Copy each line below exactly and leave the pictures out.

### DATA FOR THE TASK:
• • • •
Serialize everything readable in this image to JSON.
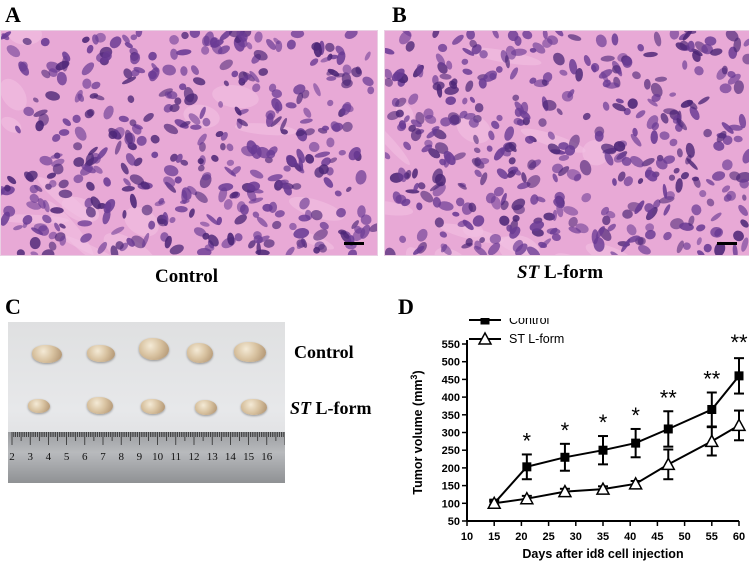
{
  "panels": {
    "a": {
      "letter": "A",
      "caption": "Control"
    },
    "b": {
      "letter": "B",
      "caption_italic": "ST",
      "caption_rest": " L-form"
    },
    "c": {
      "letter": "C",
      "row1_label": "Control",
      "row2_label_italic": "ST",
      "row2_label_rest": " L-form",
      "ruler_ticks": [
        "2",
        "3",
        "4",
        "5",
        "6",
        "7",
        "8",
        "9",
        "10",
        "11",
        "12",
        "13",
        "14",
        "15",
        "16"
      ]
    },
    "d": {
      "letter": "D"
    }
  },
  "colors": {
    "histo_base": "#e8a9d6",
    "histo_stroma": "#f3c3e4",
    "nucleus": "#6a3a94",
    "nucleus_dark": "#4c2576",
    "scale_bar": "#000000"
  },
  "chart_data": {
    "type": "line",
    "xlabel": "Days after id8 cell injection",
    "ylabel": "Tumor volume (mm3)",
    "ylabel_main": "Tumor volume (mm",
    "ylabel_sup": "3",
    "ylabel_end": ")",
    "xlim": [
      10,
      60
    ],
    "ylim": [
      50,
      550
    ],
    "xticks": [
      10,
      15,
      20,
      25,
      30,
      35,
      40,
      45,
      50,
      55,
      60
    ],
    "yticks": [
      50,
      100,
      150,
      200,
      250,
      300,
      350,
      400,
      450,
      500,
      550
    ],
    "series": [
      {
        "name": "Control",
        "marker": "square",
        "x": [
          15,
          21,
          28,
          35,
          41,
          47,
          55,
          60
        ],
        "y": [
          100,
          203,
          230,
          250,
          270,
          310,
          365,
          460
        ],
        "err": [
          10,
          35,
          38,
          40,
          40,
          50,
          48,
          50
        ]
      },
      {
        "name": "ST L-form",
        "marker": "triangle",
        "x": [
          15,
          21,
          28,
          35,
          41,
          47,
          55,
          60
        ],
        "y": [
          100,
          113,
          133,
          140,
          155,
          210,
          275,
          320
        ],
        "err": [
          5,
          8,
          8,
          8,
          8,
          42,
          40,
          42
        ]
      }
    ],
    "annotations": [
      {
        "x": 21,
        "text": "*"
      },
      {
        "x": 28,
        "text": "*"
      },
      {
        "x": 35,
        "text": "*"
      },
      {
        "x": 41,
        "text": "*"
      },
      {
        "x": 47,
        "text": "**"
      },
      {
        "x": 55,
        "text": "**"
      },
      {
        "x": 60,
        "text": "**"
      }
    ],
    "legend_position": "top-left",
    "grid": false
  }
}
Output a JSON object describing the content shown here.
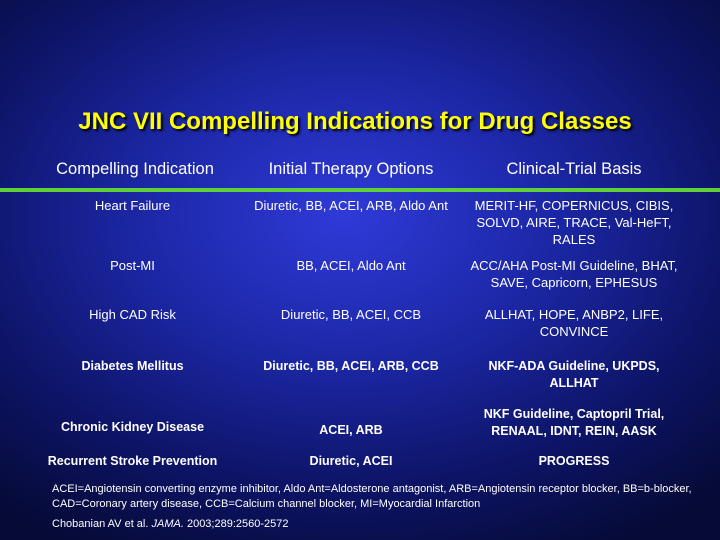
{
  "title": "JNC VII Compelling Indications for Drug Classes",
  "headers": [
    "Compelling Indication",
    "Initial Therapy Options",
    "Clinical-Trial Basis"
  ],
  "rows": [
    {
      "indication": "Heart Failure",
      "therapy": "Diuretic, BB, ACEI, ARB, Aldo Ant",
      "basis": "MERIT-HF, COPERNICUS, CIBIS, SOLVD, AIRE, TRACE, Val-HeFT, RALES",
      "bold": false
    },
    {
      "indication": "Post-MI",
      "therapy": "BB, ACEI, Aldo Ant",
      "basis": "ACC/AHA Post-MI Guideline, BHAT, SAVE, Capricorn, EPHESUS",
      "bold": false
    },
    {
      "indication": "High CAD Risk",
      "therapy": "Diuretic, BB, ACEI, CCB",
      "basis": "ALLHAT, HOPE, ANBP2, LIFE, CONVINCE",
      "bold": false
    },
    {
      "indication": "Diabetes Mellitus",
      "therapy": "Diuretic, BB, ACEI, ARB, CCB",
      "basis": "NKF-ADA Guideline, UKPDS, ALLHAT",
      "bold": true
    },
    {
      "indication": "Chronic Kidney Disease",
      "therapy": "ACEI, ARB",
      "basis": "NKF Guideline, Captopril Trial, RENAAL, IDNT, REIN, AASK",
      "bold": true
    },
    {
      "indication": "Recurrent Stroke Prevention",
      "therapy": "Diuretic, ACEI",
      "basis": "PROGRESS",
      "bold": true
    }
  ],
  "footnote": "ACEI=Angiotensin converting enzyme inhibitor, Aldo Ant=Aldosterone antagonist, ARB=Angiotensin receptor blocker, BB=b-blocker, CAD=Coronary artery disease, CCB=Calcium channel blocker, MI=Myocardial Infarction",
  "citation": {
    "authors": "Chobanian AV et al.",
    "journal": "JAMA.",
    "details": "2003;289:2560-2572"
  }
}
• • • •
### SOLUTION FOR THIS EXERCISE:
Serialize everything readable in this image to JSON.
{
  "panels": {
    "a": {
      "letter": "A",
      "caption": "Control"
    },
    "b": {
      "letter": "B",
      "caption_italic": "ST",
      "caption_rest": " L-form"
    },
    "c": {
      "letter": "C",
      "row1_label": "Control",
      "row2_label_italic": "ST",
      "row2_label_rest": " L-form",
      "ruler_ticks": [
        "2",
        "3",
        "4",
        "5",
        "6",
        "7",
        "8",
        "9",
        "10",
        "11",
        "12",
        "13",
        "14",
        "15",
        "16"
      ]
    },
    "d": {
      "letter": "D"
    }
  },
  "colors": {
    "histo_base": "#e8a9d6",
    "histo_stroma": "#f3c3e4",
    "nucleus": "#6a3a94",
    "nucleus_dark": "#4c2576",
    "scale_bar": "#000000"
  },
  "chart_data": {
    "type": "line",
    "xlabel": "Days after id8 cell injection",
    "ylabel": "Tumor volume (mm3)",
    "ylabel_main": "Tumor volume (mm",
    "ylabel_sup": "3",
    "ylabel_end": ")",
    "xlim": [
      10,
      60
    ],
    "ylim": [
      50,
      550
    ],
    "xticks": [
      10,
      15,
      20,
      25,
      30,
      35,
      40,
      45,
      50,
      55,
      60
    ],
    "yticks": [
      50,
      100,
      150,
      200,
      250,
      300,
      350,
      400,
      450,
      500,
      550
    ],
    "series": [
      {
        "name": "Control",
        "marker": "square",
        "x": [
          15,
          21,
          28,
          35,
          41,
          47,
          55,
          60
        ],
        "y": [
          100,
          203,
          230,
          250,
          270,
          310,
          365,
          460
        ],
        "err": [
          10,
          35,
          38,
          40,
          40,
          50,
          48,
          50
        ]
      },
      {
        "name": "ST L-form",
        "marker": "triangle",
        "x": [
          15,
          21,
          28,
          35,
          41,
          47,
          55,
          60
        ],
        "y": [
          100,
          113,
          133,
          140,
          155,
          210,
          275,
          320
        ],
        "err": [
          5,
          8,
          8,
          8,
          8,
          42,
          40,
          42
        ]
      }
    ],
    "annotations": [
      {
        "x": 21,
        "text": "*"
      },
      {
        "x": 28,
        "text": "*"
      },
      {
        "x": 35,
        "text": "*"
      },
      {
        "x": 41,
        "text": "*"
      },
      {
        "x": 47,
        "text": "**"
      },
      {
        "x": 55,
        "text": "**"
      },
      {
        "x": 60,
        "text": "**"
      }
    ],
    "legend_position": "top-left",
    "grid": false
  }
}
Output a JSON object describing the content shown here.
{
  "title": "JNC VII Compelling Indications for Drug Classes",
  "headers": [
    "Compelling Indication",
    "Initial Therapy Options",
    "Clinical-Trial Basis"
  ],
  "rows": [
    {
      "indication": "Heart Failure",
      "therapy": "Diuretic, BB, ACEI, ARB, Aldo Ant",
      "basis": "MERIT-HF, COPERNICUS, CIBIS, SOLVD, AIRE, TRACE, Val-HeFT, RALES",
      "bold": false
    },
    {
      "indication": "Post-MI",
      "therapy": "BB, ACEI, Aldo Ant",
      "basis": "ACC/AHA Post-MI Guideline, BHAT, SAVE, Capricorn, EPHESUS",
      "bold": false
    },
    {
      "indication": "High CAD Risk",
      "therapy": "Diuretic, BB, ACEI, CCB",
      "basis": "ALLHAT, HOPE, ANBP2, LIFE, CONVINCE",
      "bold": false
    },
    {
      "indication": "Diabetes Mellitus",
      "therapy": "Diuretic, BB, ACEI, ARB, CCB",
      "basis": "NKF-ADA Guideline, UKPDS, ALLHAT",
      "bold": true
    },
    {
      "indication": "Chronic Kidney Disease",
      "therapy": "ACEI, ARB",
      "basis": "NKF Guideline, Captopril Trial, RENAAL, IDNT, REIN, AASK",
      "bold": true
    },
    {
      "indication": "Recurrent Stroke Prevention",
      "therapy": "Diuretic, ACEI",
      "basis": "PROGRESS",
      "bold": true
    }
  ],
  "footnote": "ACEI=Angiotensin converting enzyme inhibitor, Aldo Ant=Aldosterone antagonist, ARB=Angiotensin receptor blocker, BB=b-blocker, CAD=Coronary artery disease, CCB=Calcium channel blocker, MI=Myocardial Infarction",
  "citation": {
    "authors": "Chobanian AV et al.",
    "journal": "JAMA.",
    "details": "2003;289:2560-2572"
  }
}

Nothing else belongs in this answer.